(Saved data entries)
---+---

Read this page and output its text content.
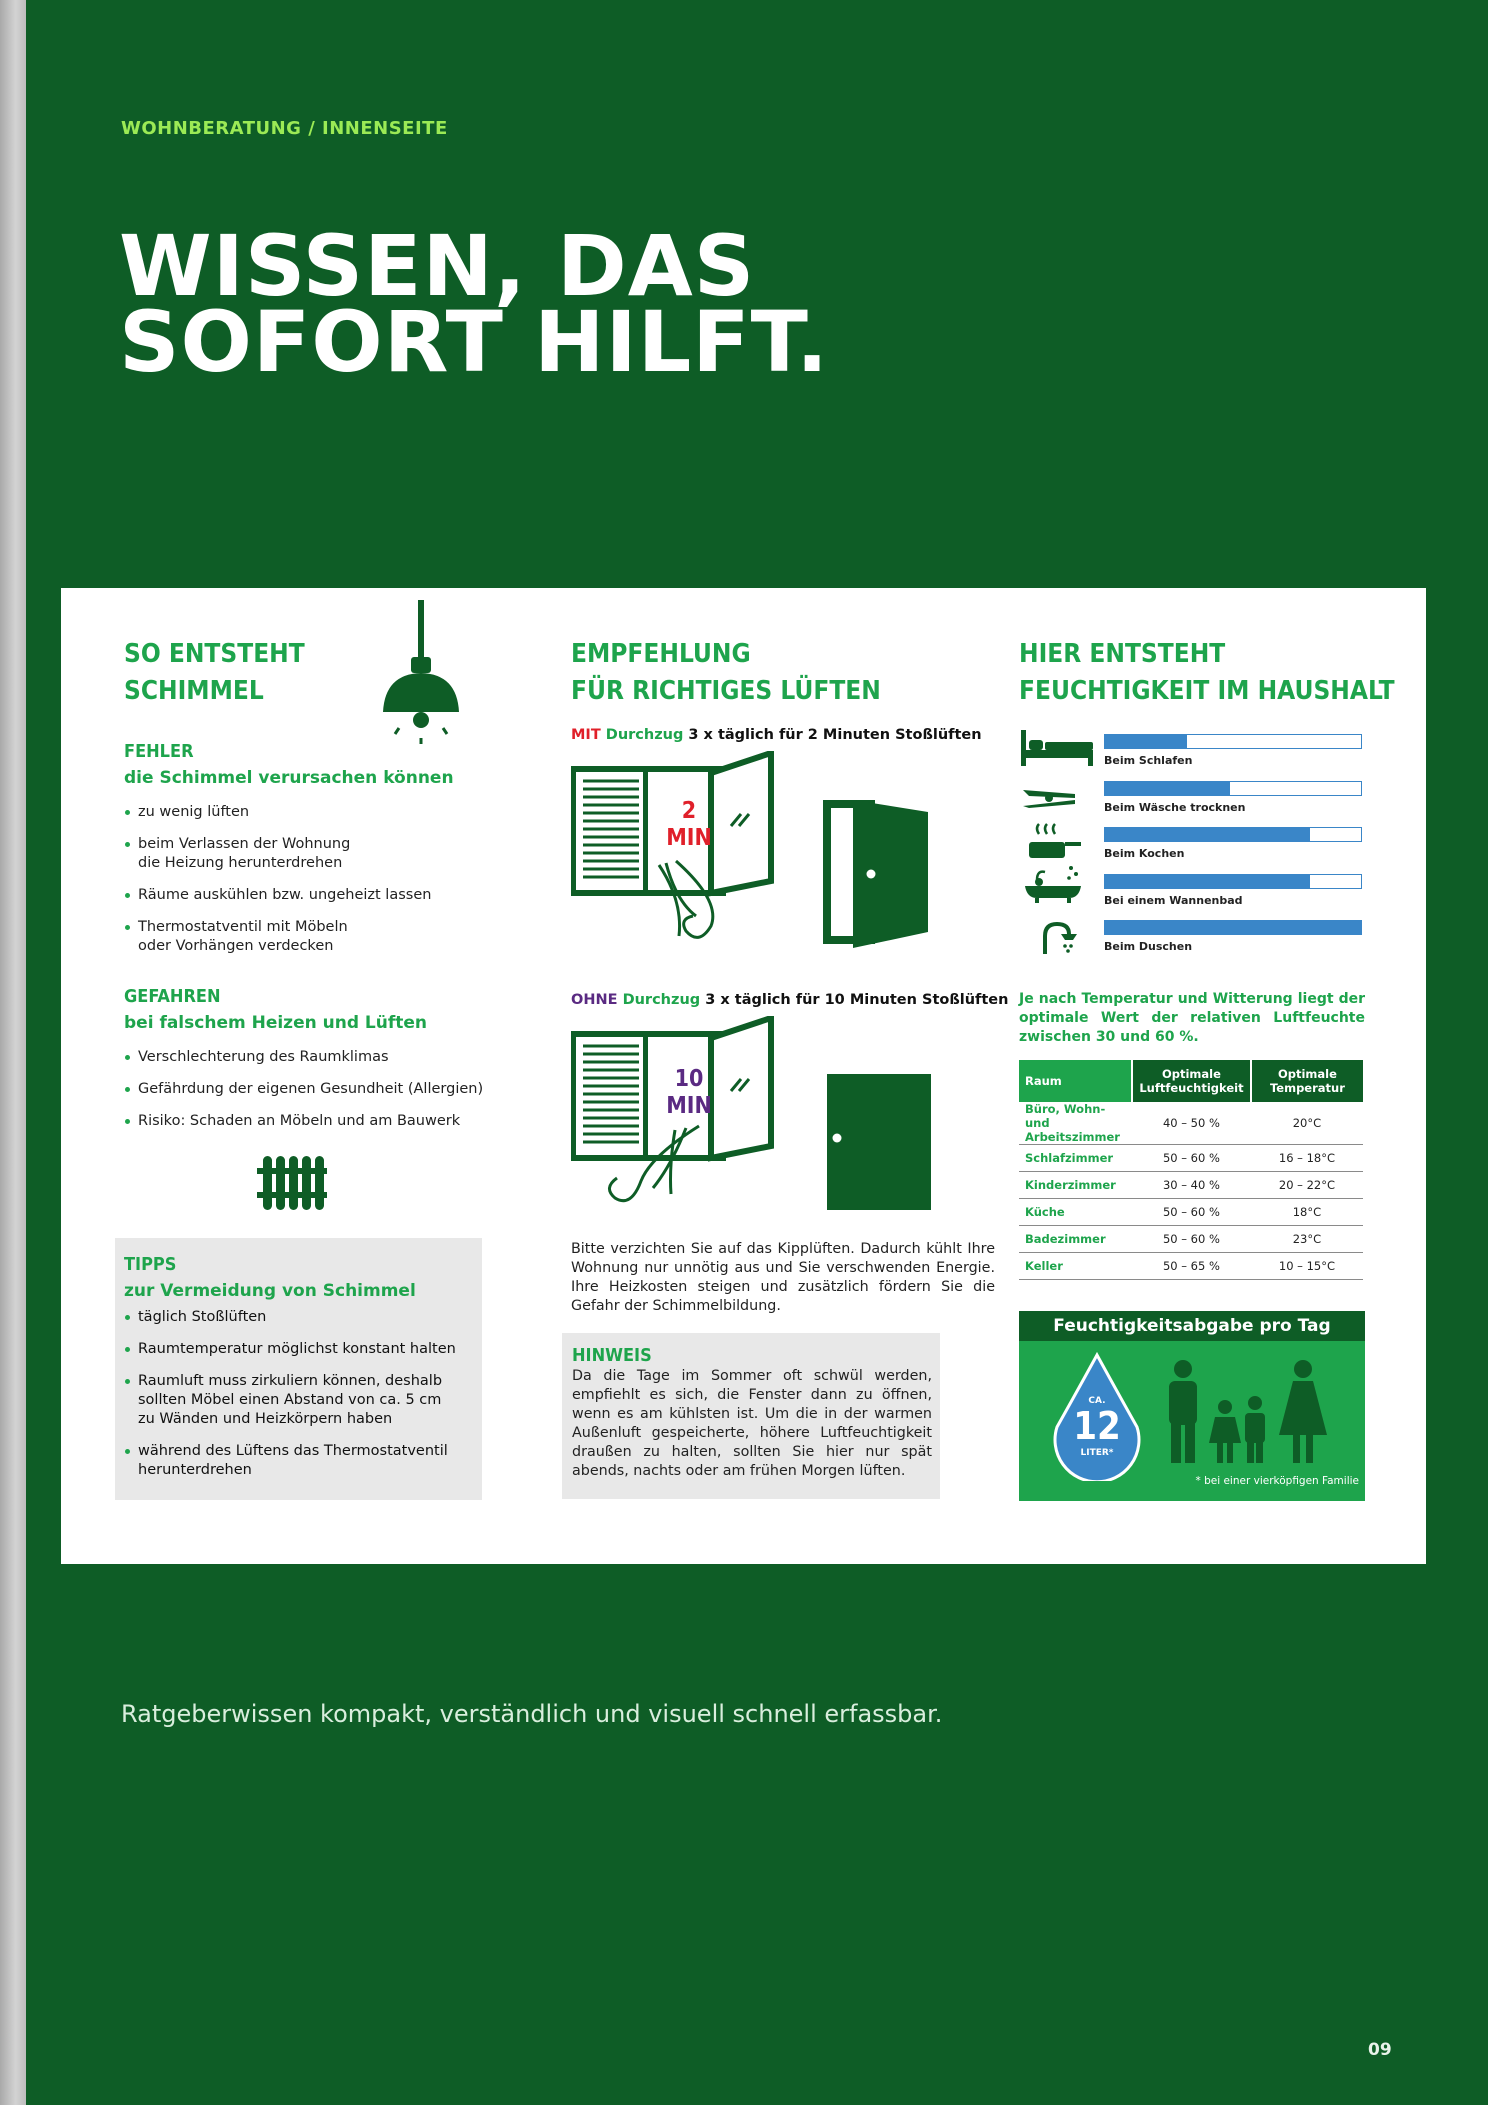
WOHNBERATUNG / INNENSEITE
WISSEN, DAS
SOFORT HILFT.
SO ENTSTEHT
SCHIMMEL
FEHLER
die Schimmel verursachen können
zu wenig lüften
beim Verlassen der Wohnung
die Heizung herunterdrehen
Räume auskühlen bzw. ungeheizt lassen
Thermostatventil mit Möbeln
oder Vorhängen verdecken
GEFAHREN
bei falschem Heizen und Lüften
Verschlechterung des Raumklimas
Gefährdung der eigenen Gesundheit (Allergien)
Risiko: Schaden an Möbeln und am Bauwerk
TIPPS
zur Vermeidung von Schimmel
täglich Stoßlüften
Raumtemperatur möglichst konstant halten
Raumluft muss zirkuliern können, deshalb
sollten Möbel einen Abstand von ca. 5 cm
zu Wänden und Heizkörpern haben
während des Lüftens das Thermostatventil
herunterdrehen
EMPFEHLUNG
FÜR RICHTIGES LÜFTEN
MIT Durchzug 3 x täglich für 2 Minuten Stoßlüften
2
MIN
OHNE Durchzug 3 x täglich für 10 Minuten Stoßlüften
10
MIN
Bitte verzichten Sie auf das Kipplüften. Dadurch kühlt Ihre Wohnung nur unnötig aus und Sie verschwenden Energie. Ihre Heizkosten steigen und zusätzlich fördern Sie die Gefahr der Schimmelbildung.
HINWEIS
Da die Tage im Sommer oft schwül werden, empfiehlt es sich, die Fenster dann zu öffnen, wenn es am kühlsten ist. Um die in der warmen Außenluft gespeicherte, höhere Luftfeuchtigkeit draußen zu halten, sollten Sie hier nur spät abends, nachts oder am frühen Morgen lüften.
HIER ENTSTEHT
FEUCHTIGKEIT IM HAUSHALT
Beim Schlafen
Beim Wäsche trocknen
Beim Kochen
Bei einem Wannenbad
Beim Duschen
Je nach Temperatur und Witterung liegt der optimale Wert der relativen Luftfeuchte zwischen 30 und 60 %.
Raum	Optimale Luftfeuchtigkeit	Optimale Temperatur
Büro, Wohn- und Arbeitszimmer	40 – 50 %	20°C
Schlafzimmer	50 – 60 %	16 – 18°C
Kinderzimmer	30 – 40 %	20 – 22°C
Küche	50 – 60 %	18°C
Badezimmer	50 – 60 %	23°C
Keller	50 – 65 %	10 – 15°C
Feuchtigkeitsabgabe pro Tag
CA.
12
LITER*
* bei einer vierköpfigen Familie
Ratgeberwissen kompakt, verständlich und visuell schnell erfassbar.
09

---+---

**SET EXERCISE**
Transcribe all the data word for word; the images stay out.

**WORKED ANSWER**
Read this page and output its text content.
WOHNBERATUNG / INNENSEITE
WISSEN, DAS
SOFORT HILFT.
SO ENTSTEHT
SCHIMMEL
FEHLER
die Schimmel verursachen können
zu wenig lüften
beim Verlassen der Wohnung
die Heizung herunterdrehen
Räume auskühlen bzw. ungeheizt lassen
Thermostatventil mit Möbeln
oder Vorhängen verdecken
GEFAHREN
bei falschem Heizen und Lüften
Verschlechterung des Raumklimas
Gefährdung der eigenen Gesundheit (Allergien)
Risiko: Schaden an Möbeln und am Bauwerk
TIPPS
zur Vermeidung von Schimmel
täglich Stoßlüften
Raumtemperatur möglichst konstant halten
Raumluft muss zirkuliern können, deshalb
sollten Möbel einen Abstand von ca. 5 cm
zu Wänden und Heizkörpern haben
während des Lüftens das Thermostatventil
herunterdrehen
EMPFEHLUNG
FÜR RICHTIGES LÜFTEN
MIT Durchzug 3 x täglich für 2 Minuten Stoßlüften
2
MIN
OHNE Durchzug 3 x täglich für 10 Minuten Stoßlüften
10
MIN
Bitte verzichten Sie auf das Kipplüften. Dadurch kühlt Ihre Wohnung nur unnötig aus und Sie verschwenden Energie. Ihre Heizkosten steigen und zusätzlich fördern Sie die Gefahr der Schimmelbildung.
HINWEIS
Da die Tage im Sommer oft schwül werden, empfiehlt es sich, die Fenster dann zu öffnen, wenn es am kühlsten ist. Um die in der warmen Außenluft gespeicherte, höhere Luftfeuchtigkeit draußen zu halten, sollten Sie hier nur spät abends, nachts oder am frühen Morgen lüften.
HIER ENTSTEHT
FEUCHTIGKEIT IM HAUSHALT
Beim Schlafen
Beim Wäsche trocknen
Beim Kochen
Bei einem Wannenbad
Beim Duschen
Je nach Temperatur und Witterung liegt der optimale Wert der relativen Luftfeuchte zwischen 30 und 60 %.
Raum	Optimale Luftfeuchtigkeit	Optimale Temperatur
Büro, Wohn- und Arbeitszimmer	40 – 50 %	20°C
Schlafzimmer	50 – 60 %	16 – 18°C
Kinderzimmer	30 – 40 %	20 – 22°C
Küche	50 – 60 %	18°C
Badezimmer	50 – 60 %	23°C
Keller	50 – 65 %	10 – 15°C
Feuchtigkeitsabgabe pro Tag
CA.
12
LITER*
* bei einer vierköpfigen Familie
Ratgeberwissen kompakt, verständlich und visuell schnell erfassbar.
09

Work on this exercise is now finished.